===== Records provided =====

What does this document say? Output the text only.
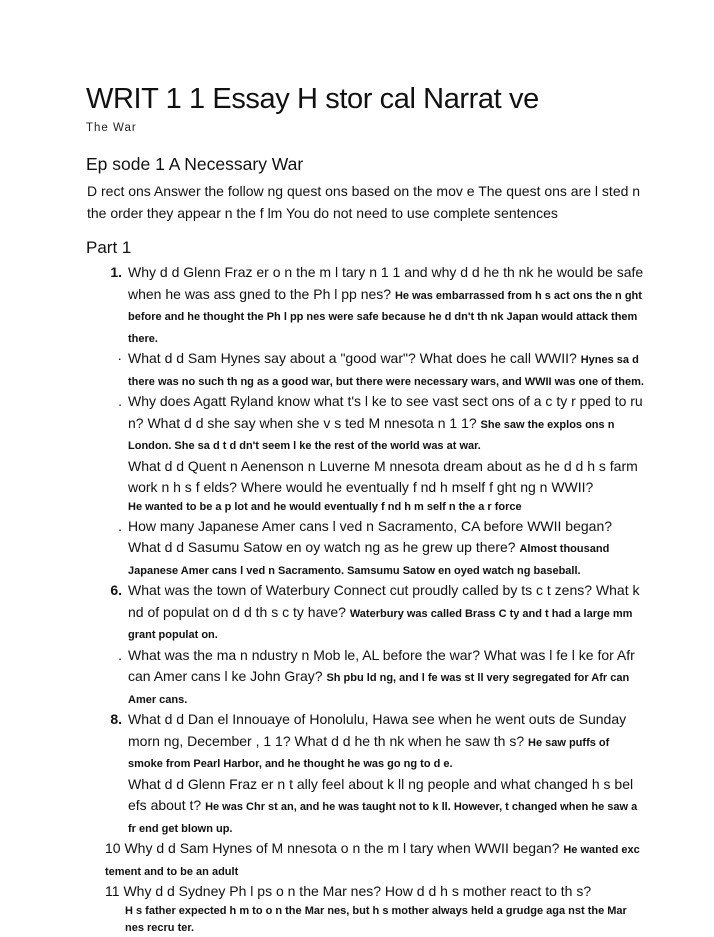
WRIT 1 1 Essay H stor cal Narrat ve
The War
Ep sode 1 A Necessary War
D rect ons Answer the follow ng quest ons based on the mov e The quest ons are l sted n the order they appear n the f lm You do not need to use complete sentences
Part 1
1. Why d d Glenn Fraz er o n the m l tary n 1 1 and why d d he th nk he would be safe when he was ass gned to the Ph l pp nes? He was embarrassed from h s act ons the n ght before and he thought the Ph l pp nes were safe because he d dn't th nk Japan would attack them there.
· What d d Sam Hynes say about a "good war"? What does he call WWII? Hynes sa d there was no such th ng as a good war, but there were necessary wars, and WWII was one of them.
. Why does Agatt Ryland know what t's l ke to see vast sect ons of a c ty r pped to ru n? What d d she say when she v s ted M nnesota n 1 1? She saw the explos ons n London. She sa d t d dn't seem l ke the rest of the world was at war.
What d d Quent n Aenenson n Luverne M nnesota dream about as he d d h s farm work n h s f elds? Where would he eventually f nd h mself f ght ng n WWII?
He wanted to be a p lot and he would eventually f nd h m self n the a r force
. How many Japanese Amer cans l ved n Sacramento, CA before WWII began? What d d Sasumu Satow en oy watch ng as he grew up there? Almost thousand Japanese Amer cans l ved n Sacramento. Samsumu Satow en oyed watch ng baseball.
6. What was the town of Waterbury Connect cut proudly called by ts c t zens? What k nd of populat on d d th s c ty have? Waterbury was called Brass C ty and t had a large mm grant populat on.
. What was the ma n ndustry n Mob le, AL before the war? What was l fe l ke for Afr can Amer cans l ke John Gray? Sh pbu ld ng, and l fe was st ll very segregated for Afr can Amer cans.
8. What d d Dan el Innouaye of Honolulu, Hawa see when he went outs de Sunday morn ng, December , 1 1? What d d he th nk when he saw th s? He saw puffs of smoke from Pearl Harbor, and he thought he was go ng to d e.
What d d Glenn Fraz er n t ally feel about k ll ng people and what changed h s bel efs about t? He was Chr st an, and he was taught not to k ll. However, t changed when he saw a fr end get blown up.
10 Why d d Sam Hynes of M nnesota o n the m l tary when WWII began? He wanted exc tement and to be an adult
11 Why d d Sydney Ph l ps o n the Mar nes? How d d h s mother react to th s?
H s father expected h m to o n the Mar nes, but h s mother always held a grudge aga nst the Mar nes recru ter.
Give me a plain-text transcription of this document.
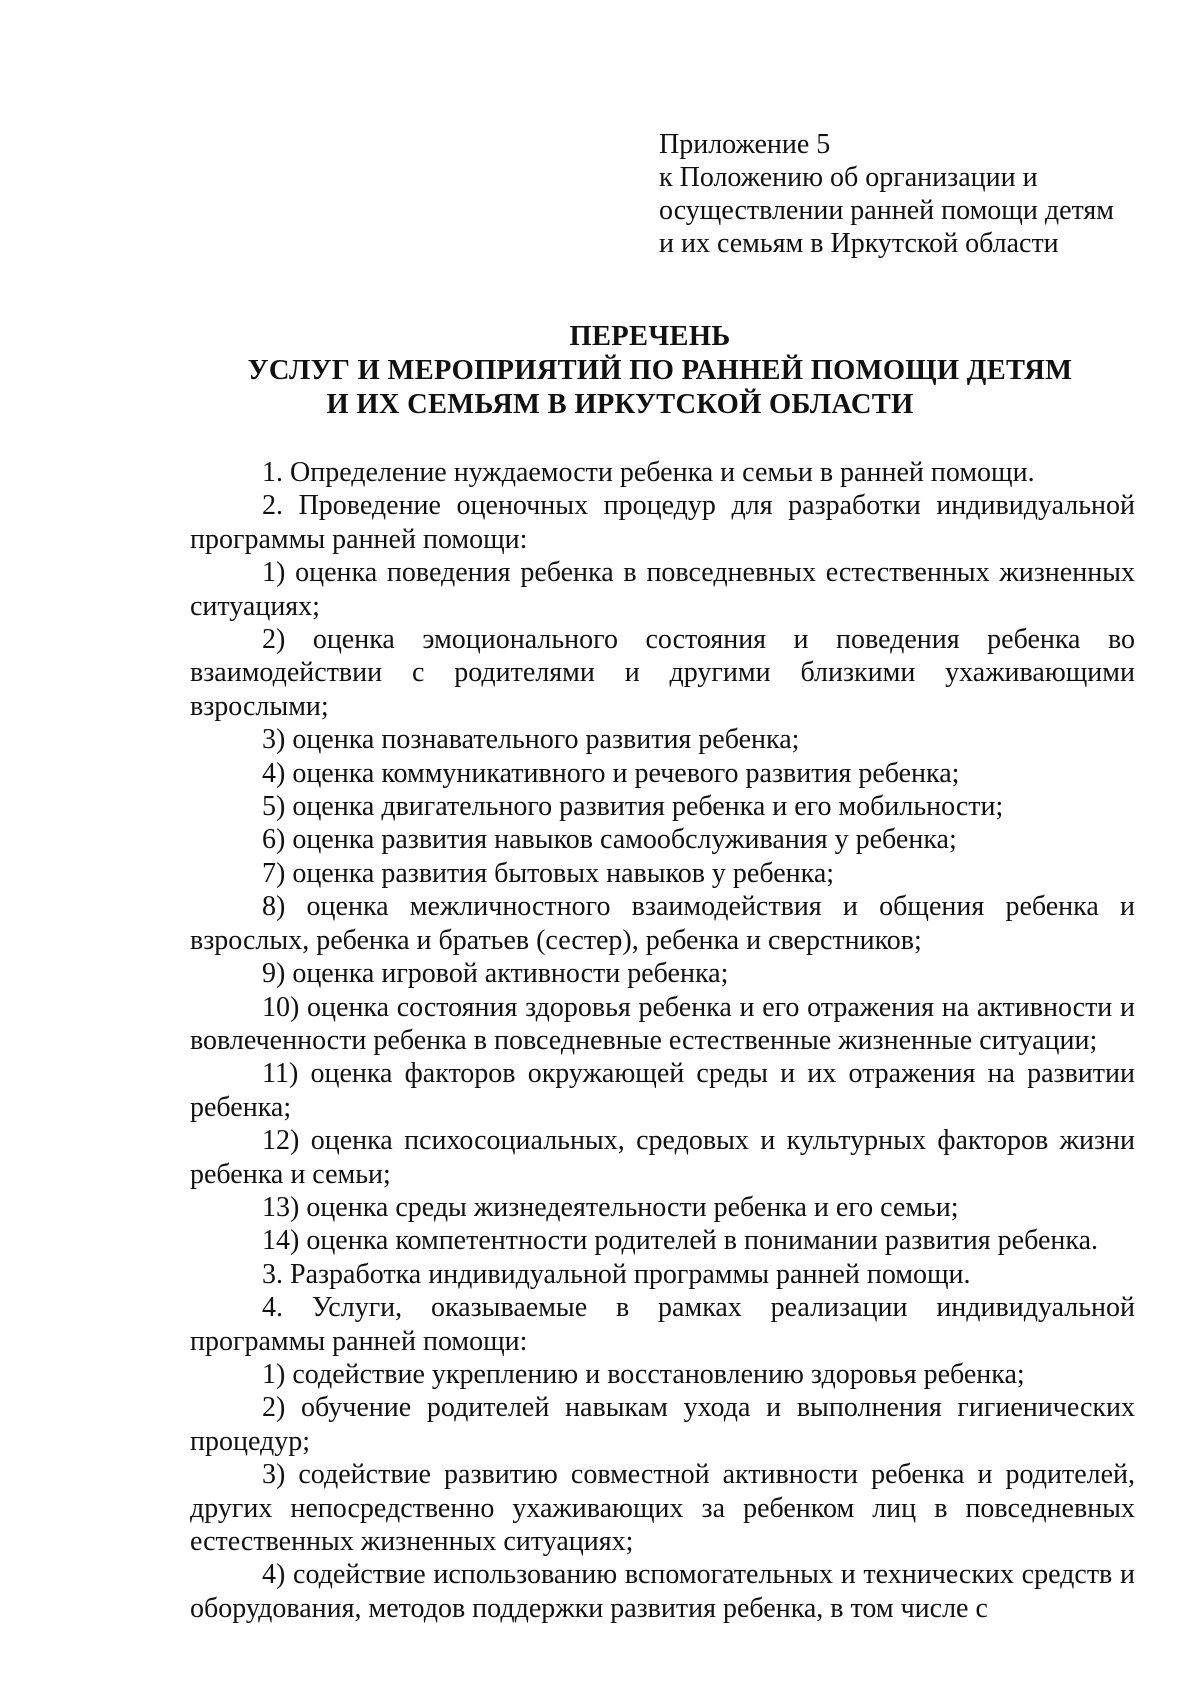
Приложение 5
к Положению об организации и
осуществлении ранней помощи детям
и их семьям в Иркутской области
ПЕРЕЧЕНЬ
УСЛУГ И МЕРОПРИЯТИЙ ПО РАННЕЙ ПОМОЩИ ДЕТЯМ
И ИХ СЕМЬЯМ В ИРКУТСКОЙ ОБЛАСТИ

1. Определение нуждаемости ребенка и семьи в ранней помощи.

2. Проведение оценочных процедур для разработки индивидуальной программы ранней помощи:

1) оценка поведения ребенка в повседневных естественных жизненных ситуациях;

2) оценка эмоционального состояния и поведения ребенка во взаимодействии с родителями и другими близкими ухаживающими взрослыми;

3) оценка познавательного развития ребенка;

4) оценка коммуникативного и речевого развития ребенка;

5) оценка двигательного развития ребенка и его мобильности;

6) оценка развития навыков самообслуживания у ребенка;

7) оценка развития бытовых навыков у ребенка;

8) оценка межличностного взаимодействия и общения ребенка и взрослых, ребенка и братьев (сестер), ребенка и сверстников;

9) оценка игровой активности ребенка;

10) оценка состояния здоровья ребенка и его отражения на активности и вовлеченности ребенка в повседневные естественные жизненные ситуации;

11) оценка факторов окружающей среды и их отражения на развитии ребенка;

12) оценка психосоциальных, средовых и культурных факторов жизни ребенка и семьи;

13) оценка среды жизнедеятельности ребенка и его семьи;

14) оценка компетентности родителей в понимании развития ребенка.

3. Разработка индивидуальной программы ранней помощи.

4. Услуги, оказываемые в рамках реализации индивидуальной программы ранней помощи:

1) содействие укреплению и восстановлению здоровья ребенка;

2) обучение родителей навыкам ухода и выполнения гигиенических процедур;

3) содействие развитию совместной активности ребенка и родителей, других непосредственно ухаживающих за ребенком лиц в повседневных естественных жизненных ситуациях;

4) содействие использованию вспомогательных и технических средств и оборудования, методов поддержки развития ребенка, в том числе с
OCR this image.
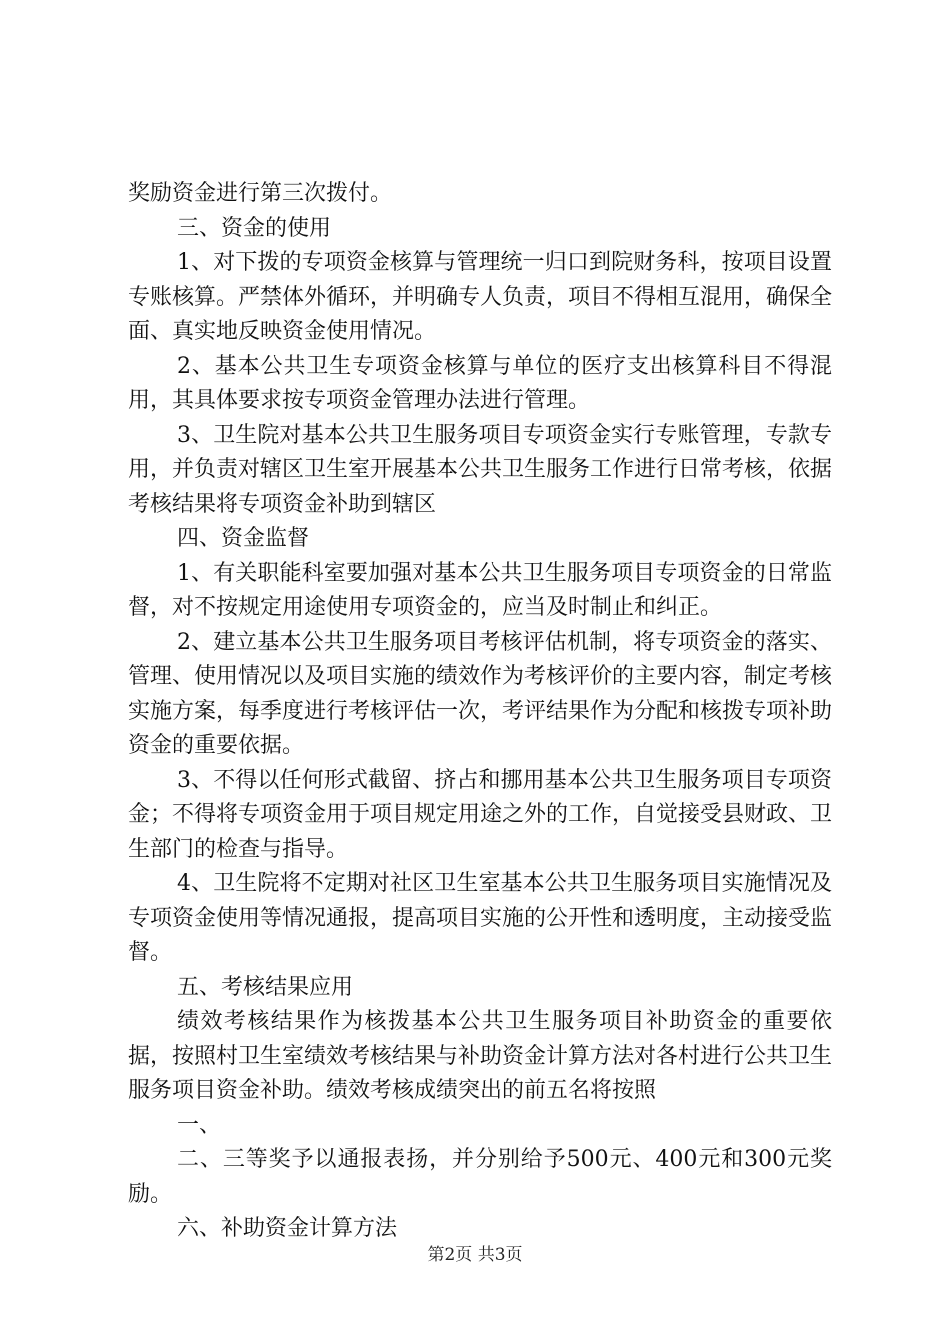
奖励资金进行第三次拨付。

三、资金的使用

1、对下拨的专项资金核算与管理统一归口到院财务科，按项目设置专账核算。严禁体外循环，并明确专人负责，项目不得相互混用，确保全面、真实地反映资金使用情况。

2、基本公共卫生专项资金核算与单位的医疗支出核算科目不得混用，其具体要求按专项资金管理办法进行管理。

3、卫生院对基本公共卫生服务项目专项资金实行专账管理，专款专用，并负责对辖区卫生室开展基本公共卫生服务工作进行日常考核，依据考核结果将专项资金补助到辖区

四、资金监督

1、有关职能科室要加强对基本公共卫生服务项目专项资金的日常监督，对不按规定用途使用专项资金的，应当及时制止和纠正。

2、建立基本公共卫生服务项目考核评估机制，将专项资金的落实、管理、使用情况以及项目实施的绩效作为考核评价的主要内容，制定考核实施方案，每季度进行考核评估一次，考评结果作为分配和核拨专项补助资金的重要依据。

3、不得以任何形式截留、挤占和挪用基本公共卫生服务项目专项资金；不得将专项资金用于项目规定用途之外的工作，自觉接受县财政、卫生部门的检查与指导。

4、卫生院将不定期对社区卫生室基本公共卫生服务项目实施情况及专项资金使用等情况通报，提高项目实施的公开性和透明度，主动接受监督。

五、考核结果应用

绩效考核结果作为核拨基本公共卫生服务项目补助资金的重要依据，按照村卫生室绩效考核结果与补助资金计算方法对各村进行公共卫生服务项目资金补助。绩效考核成绩突出的前五名将按照

一、

二、三等奖予以通报表扬，并分别给予500元、400元和300元奖励。

六、补助资金计算方法

第2页 共3页
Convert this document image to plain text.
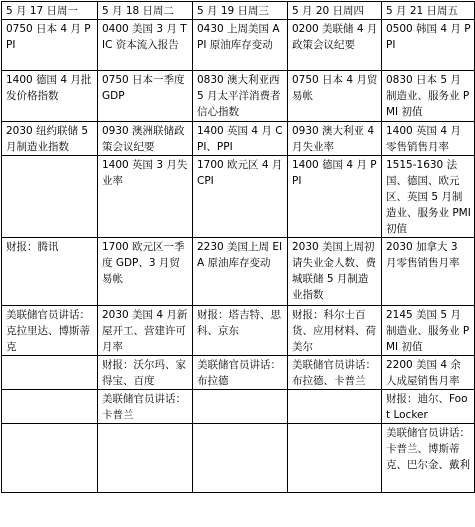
5 月 17 日周一	5 月 18 日周二	5 月 19 日周三	5 月 20 日周四	5 月 21 日周五
0750 日本 4 月 PPI	0400 美国 3 月 TIC 资本流入报告	0430 上周美国 API 原油库存变动	0200 美联储 4 月政策会议纪要	0500 韩国 4 月 PPI
1400 德国 4 月批发价格指数	0750 日本一季度 GDP	0830 澳大利亚西 5 月太平洋消费者信心指数	0750 日本 4 月贸易帐	0830 日本 5 月制造业、服务业 PMI 初值
2030 纽约联储 5 月制造业指数	0930 澳洲联储政策会议纪要	1400 英国 4 月 CPI、PPI	0930 澳大利亚 4 月失业率	1400 英国 4 月零售销售月率
	1400 英国 3 月失业率	1700 欧元区 4 月 CPI	1400 德国 4 月 PPI	1515-1630 法国、德国、欧元区、英国 5 月制造业、服务业 PMI 初值
财报：腾讯	1700 欧元区一季度 GDP、3 月贸易帐	2230 美国上周 EIA 原油库存变动	2030 美国上周初请失业金人数、费城联储 5 月制造业指数	2030 加拿大 3 月零售销售月率
美联储官员讲话：克拉里达、博斯蒂克	2030 美国 4 月新屋开工、营建许可月率	财报：塔吉特、思科、京东	财报：科尔士百货、应用材料、荷美尔	2145 美国 5 月制造业、服务业 PMI 初值
	财报：沃尔玛、家得宝、百度	美联储官员讲话：布拉德	美联储官员讲话：布拉德、卡普兰	2200 美国 4 余人成屋销售月率
	美联储官员讲话：卡普兰			财报：迪尔、Foot Locker
				美联储官员讲话：卡普兰、博斯蒂克、巴尔金、戴利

=====

Problem to work on: Keep the pictures out of the copy and return the rest of the data above exactly.

Expected output:
What does this document say? Output the text only.
WRIT 1 1 Essay H stor cal Narrat ve
The War
Ep sode 1 A Necessary War
D rect ons Answer the follow ng quest ons based on the mov e The quest ons are l sted n the order they appear n the f lm You do not need to use complete sentences
Part 1
1. Why d d Glenn Fraz er o n the m l tary n 1 1 and why d d he th nk he would be safe when he was ass gned to the Ph l pp nes? He was embarrassed from h s act ons the n ght before and he thought the Ph l pp nes were safe because he d dn't th nk Japan would attack them there.
· What d d Sam Hynes say about a "good war"? What does he call WWII? Hynes sa d there was no such th ng as a good war, but there were necessary wars, and WWII was one of them.
. Why does Agatt Ryland know what t's l ke to see vast sect ons of a c ty r pped to ru n? What d d she say when she v s ted M nnesota n 1 1? She saw the explos ons n London. She sa d t d dn't seem l ke the rest of the world was at war.
What d d Quent n Aenenson n Luverne M nnesota dream about as he d d h s farm work n h s f elds? Where would he eventually f nd h mself f ght ng n WWII?
He wanted to be a p lot and he would eventually f nd h m self n the a r force
. How many Japanese Amer cans l ved n Sacramento, CA before WWII began? What d d Sasumu Satow en oy watch ng as he grew up there? Almost thousand Japanese Amer cans l ved n Sacramento. Samsumu Satow en oyed watch ng baseball.
6. What was the town of Waterbury Connect cut proudly called by ts c t zens? What k nd of populat on d d th s c ty have? Waterbury was called Brass C ty and t had a large mm grant populat on.
. What was the ma n ndustry n Mob le, AL before the war? What was l fe l ke for Afr can Amer cans l ke John Gray? Sh pbu ld ng, and l fe was st ll very segregated for Afr can Amer cans.
8. What d d Dan el Innouaye of Honolulu, Hawa see when he went outs de Sunday morn ng, December , 1 1? What d d he th nk when he saw th s? He saw puffs of smoke from Pearl Harbor, and he thought he was go ng to d e.
What d d Glenn Fraz er n t ally feel about k ll ng people and what changed h s bel efs about t? He was Chr st an, and he was taught not to k ll. However, t changed when he saw a fr end get blown up.
10 Why d d Sam Hynes of M nnesota o n the m l tary when WWII began? He wanted exc tement and to be an adult
11 Why d d Sydney Ph l ps o n the Mar nes? How d d h s mother react to th s?
H s father expected h m to o n the Mar nes, but h s mother always held a grudge aga nst the Mar nes recru ter.
Give me a plain-text transcription of this document.
Приложение 5
к Положению об организации и
осуществлении ранней помощи детям
и их семьям в Иркутской области
ПЕРЕЧЕНЬ
УСЛУГ И МЕРОПРИЯТИЙ ПО РАННЕЙ ПОМОЩИ ДЕТЯМ
И ИХ СЕМЬЯМ В ИРКУТСКОЙ ОБЛАСТИ

1. Определение нуждаемости ребенка и семьи в ранней помощи.

2. Проведение оценочных процедур для разработки индивидуальной программы ранней помощи:

1) оценка поведения ребенка в повседневных естественных жизненных ситуациях;

2) оценка эмоционального состояния и поведения ребенка во взаимодействии с родителями и другими близкими ухаживающими взрослыми;

3) оценка познавательного развития ребенка;

4) оценка коммуникативного и речевого развития ребенка;

5) оценка двигательного развития ребенка и его мобильности;

6) оценка развития навыков самообслуживания у ребенка;

7) оценка развития бытовых навыков у ребенка;

8) оценка межличностного взаимодействия и общения ребенка и взрослых, ребенка и братьев (сестер), ребенка и сверстников;

9) оценка игровой активности ребенка;

10) оценка состояния здоровья ребенка и его отражения на активности и вовлеченности ребенка в повседневные естественные жизненные ситуации;

11) оценка факторов окружающей среды и их отражения на развитии ребенка;

12) оценка психосоциальных, средовых и культурных факторов жизни ребенка и семьи;

13) оценка среды жизнедеятельности ребенка и его семьи;

14) оценка компетентности родителей в понимании развития ребенка.

3. Разработка индивидуальной программы ранней помощи.

4. Услуги, оказываемые в рамках реализации индивидуальной программы ранней помощи:

1) содействие укреплению и восстановлению здоровья ребенка;

2) обучение родителей навыкам ухода и выполнения гигиенических процедур;

3) содействие развитию совместной активности ребенка и родителей, других непосредственно ухаживающих за ребенком лиц в повседневных естественных жизненных ситуациях;

4) содействие использованию вспомогательных и технических средств и оборудования, методов поддержки развития ребенка, в том числе с
OCR this image.
奖励资金进行第三次拨付。

三、资金的使用

1、对下拨的专项资金核算与管理统一归口到院财务科，按项目设置专账核算。严禁体外循环，并明确专人负责，项目不得相互混用，确保全面、真实地反映资金使用情况。

2、基本公共卫生专项资金核算与单位的医疗支出核算科目不得混用，其具体要求按专项资金管理办法进行管理。

3、卫生院对基本公共卫生服务项目专项资金实行专账管理，专款专用，并负责对辖区卫生室开展基本公共卫生服务工作进行日常考核，依据考核结果将专项资金补助到辖区

四、资金监督

1、有关职能科室要加强对基本公共卫生服务项目专项资金的日常监督，对不按规定用途使用专项资金的，应当及时制止和纠正。

2、建立基本公共卫生服务项目考核评估机制，将专项资金的落实、管理、使用情况以及项目实施的绩效作为考核评价的主要内容，制定考核实施方案，每季度进行考核评估一次，考评结果作为分配和核拨专项补助资金的重要依据。

3、不得以任何形式截留、挤占和挪用基本公共卫生服务项目专项资金；不得将专项资金用于项目规定用途之外的工作，自觉接受县财政、卫生部门的检查与指导。

4、卫生院将不定期对社区卫生室基本公共卫生服务项目实施情况及专项资金使用等情况通报，提高项目实施的公开性和透明度，主动接受监督。

五、考核结果应用

绩效考核结果作为核拨基本公共卫生服务项目补助资金的重要依据，按照村卫生室绩效考核结果与补助资金计算方法对各村进行公共卫生服务项目资金补助。绩效考核成绩突出的前五名将按照

一、

二、三等奖予以通报表扬，并分别给予500元、400元和300元奖励。

六、补助资金计算方法

第2页 共3页
Convert this document image to plain text.
5 月 17 日周一	5 月 18 日周二	5 月 19 日周三	5 月 20 日周四	5 月 21 日周五
0750 日本 4 月 PPI	0400 美国 3 月 TIC 资本流入报告	0430 上周美国 API 原油库存变动	0200 美联储 4 月政策会议纪要	0500 韩国 4 月 PPI
1400 德国 4 月批发价格指数	0750 日本一季度 GDP	0830 澳大利亚西 5 月太平洋消费者信心指数	0750 日本 4 月贸易帐	0830 日本 5 月制造业、服务业 PMI 初值
2030 纽约联储 5 月制造业指数	0930 澳洲联储政策会议纪要	1400 英国 4 月 CPI、PPI	0930 澳大利亚 4 月失业率	1400 英国 4 月零售销售月率
	1400 英国 3 月失业率	1700 欧元区 4 月 CPI	1400 德国 4 月 PPI	1515-1630 法国、德国、欧元区、英国 5 月制造业、服务业 PMI 初值
财报：腾讯	1700 欧元区一季度 GDP、3 月贸易帐	2230 美国上周 EIA 原油库存变动	2030 美国上周初请失业金人数、费城联储 5 月制造业指数	2030 加拿大 3 月零售销售月率
美联储官员讲话：克拉里达、博斯蒂克	2030 美国 4 月新屋开工、营建许可月率	财报：塔吉特、思科、京东	财报：科尔士百货、应用材料、荷美尔	2145 美国 5 月制造业、服务业 PMI 初值
	财报：沃尔玛、家得宝、百度	美联储官员讲话：布拉德	美联储官员讲话：布拉德、卡普兰	2200 美国 4 余人成屋销售月率
	美联储官员讲话：卡普兰			财报：迪尔、Foot Locker
				美联储官员讲话：卡普兰、博斯蒂克、巴尔金、戴利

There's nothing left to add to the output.